* BEGIN *

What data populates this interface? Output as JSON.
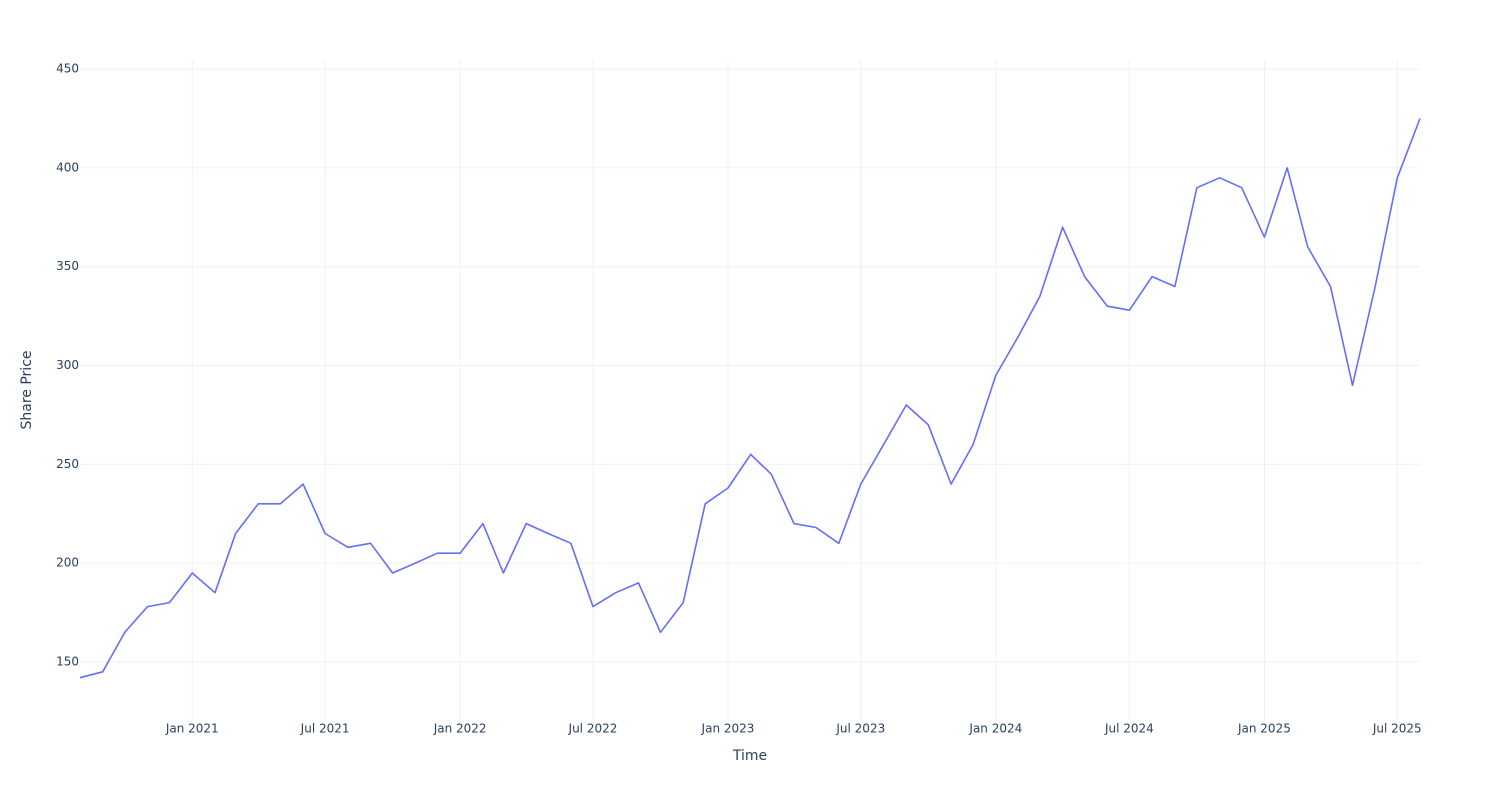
{
  "chart_data": {
    "type": "line",
    "xlabel": "Time",
    "ylabel": "Share Price",
    "x": [
      "2020-08",
      "2020-09",
      "2020-10",
      "2020-11",
      "2020-12",
      "2021-01",
      "2021-02",
      "2021-03",
      "2021-04",
      "2021-05",
      "2021-06",
      "2021-07",
      "2021-08",
      "2021-09",
      "2021-10",
      "2021-11",
      "2021-12",
      "2022-01",
      "2022-02",
      "2022-03",
      "2022-04",
      "2022-05",
      "2022-06",
      "2022-07",
      "2022-08",
      "2022-09",
      "2022-10",
      "2022-11",
      "2022-12",
      "2023-01",
      "2023-02",
      "2023-03",
      "2023-04",
      "2023-05",
      "2023-06",
      "2023-07",
      "2023-08",
      "2023-09",
      "2023-10",
      "2023-11",
      "2023-12",
      "2024-01",
      "2024-02",
      "2024-03",
      "2024-04",
      "2024-05",
      "2024-06",
      "2024-07",
      "2024-08",
      "2024-09",
      "2024-10",
      "2024-11",
      "2024-12",
      "2025-01",
      "2025-02",
      "2025-03",
      "2025-04",
      "2025-05",
      "2025-06",
      "2025-07",
      "2025-08"
    ],
    "series": [
      {
        "color": "#636efa",
        "values": [
          142,
          145,
          165,
          178,
          180,
          195,
          185,
          215,
          230,
          230,
          240,
          215,
          208,
          210,
          195,
          200,
          205,
          205,
          220,
          195,
          220,
          215,
          210,
          178,
          185,
          190,
          165,
          180,
          230,
          238,
          255,
          245,
          220,
          218,
          210,
          240,
          260,
          280,
          270,
          240,
          260,
          295,
          315,
          335,
          370,
          345,
          330,
          328,
          345,
          340,
          390,
          395,
          390,
          365,
          400,
          360,
          340,
          290,
          340,
          395,
          425
        ]
      }
    ],
    "xlim": [
      "2020-08",
      "2025-08"
    ],
    "xticks": [
      {
        "value": "2021-01",
        "label": "Jan 2021"
      },
      {
        "value": "2021-07",
        "label": "Jul 2021"
      },
      {
        "value": "2022-01",
        "label": "Jan 2022"
      },
      {
        "value": "2022-07",
        "label": "Jul 2022"
      },
      {
        "value": "2023-01",
        "label": "Jan 2023"
      },
      {
        "value": "2023-07",
        "label": "Jul 2023"
      },
      {
        "value": "2024-01",
        "label": "Jan 2024"
      },
      {
        "value": "2024-07",
        "label": "Jul 2024"
      },
      {
        "value": "2025-01",
        "label": "Jan 2025"
      },
      {
        "value": "2025-07",
        "label": "Jul 2025"
      }
    ],
    "ylim": [
      120.6,
      454.6
    ],
    "yticks": [
      150,
      200,
      250,
      300,
      350,
      400,
      450
    ],
    "grid": true
  }
}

* END *

To do. Above are records with pictures; repeat the records exactly and leave the pictures out.

Solution to the exercise.
What data populates this interface? Output as JSON.
{
  "chart_data": {
    "type": "line",
    "xlabel": "Time",
    "ylabel": "Share Price",
    "x": [
      "2020-08",
      "2020-09",
      "2020-10",
      "2020-11",
      "2020-12",
      "2021-01",
      "2021-02",
      "2021-03",
      "2021-04",
      "2021-05",
      "2021-06",
      "2021-07",
      "2021-08",
      "2021-09",
      "2021-10",
      "2021-11",
      "2021-12",
      "2022-01",
      "2022-02",
      "2022-03",
      "2022-04",
      "2022-05",
      "2022-06",
      "2022-07",
      "2022-08",
      "2022-09",
      "2022-10",
      "2022-11",
      "2022-12",
      "2023-01",
      "2023-02",
      "2023-03",
      "2023-04",
      "2023-05",
      "2023-06",
      "2023-07",
      "2023-08",
      "2023-09",
      "2023-10",
      "2023-11",
      "2023-12",
      "2024-01",
      "2024-02",
      "2024-03",
      "2024-04",
      "2024-05",
      "2024-06",
      "2024-07",
      "2024-08",
      "2024-09",
      "2024-10",
      "2024-11",
      "2024-12",
      "2025-01",
      "2025-02",
      "2025-03",
      "2025-04",
      "2025-05",
      "2025-06",
      "2025-07",
      "2025-08"
    ],
    "series": [
      {
        "color": "#636efa",
        "values": [
          142,
          145,
          165,
          178,
          180,
          195,
          185,
          215,
          230,
          230,
          240,
          215,
          208,
          210,
          195,
          200,
          205,
          205,
          220,
          195,
          220,
          215,
          210,
          178,
          185,
          190,
          165,
          180,
          230,
          238,
          255,
          245,
          220,
          218,
          210,
          240,
          260,
          280,
          270,
          240,
          260,
          295,
          315,
          335,
          370,
          345,
          330,
          328,
          345,
          340,
          390,
          395,
          390,
          365,
          400,
          360,
          340,
          290,
          340,
          395,
          425
        ]
      }
    ],
    "xlim": [
      "2020-08",
      "2025-08"
    ],
    "xticks": [
      {
        "value": "2021-01",
        "label": "Jan 2021"
      },
      {
        "value": "2021-07",
        "label": "Jul 2021"
      },
      {
        "value": "2022-01",
        "label": "Jan 2022"
      },
      {
        "value": "2022-07",
        "label": "Jul 2022"
      },
      {
        "value": "2023-01",
        "label": "Jan 2023"
      },
      {
        "value": "2023-07",
        "label": "Jul 2023"
      },
      {
        "value": "2024-01",
        "label": "Jan 2024"
      },
      {
        "value": "2024-07",
        "label": "Jul 2024"
      },
      {
        "value": "2025-01",
        "label": "Jan 2025"
      },
      {
        "value": "2025-07",
        "label": "Jul 2025"
      }
    ],
    "ylim": [
      120.6,
      454.6
    ],
    "yticks": [
      150,
      200,
      250,
      300,
      350,
      400,
      450
    ],
    "grid": true
  }
}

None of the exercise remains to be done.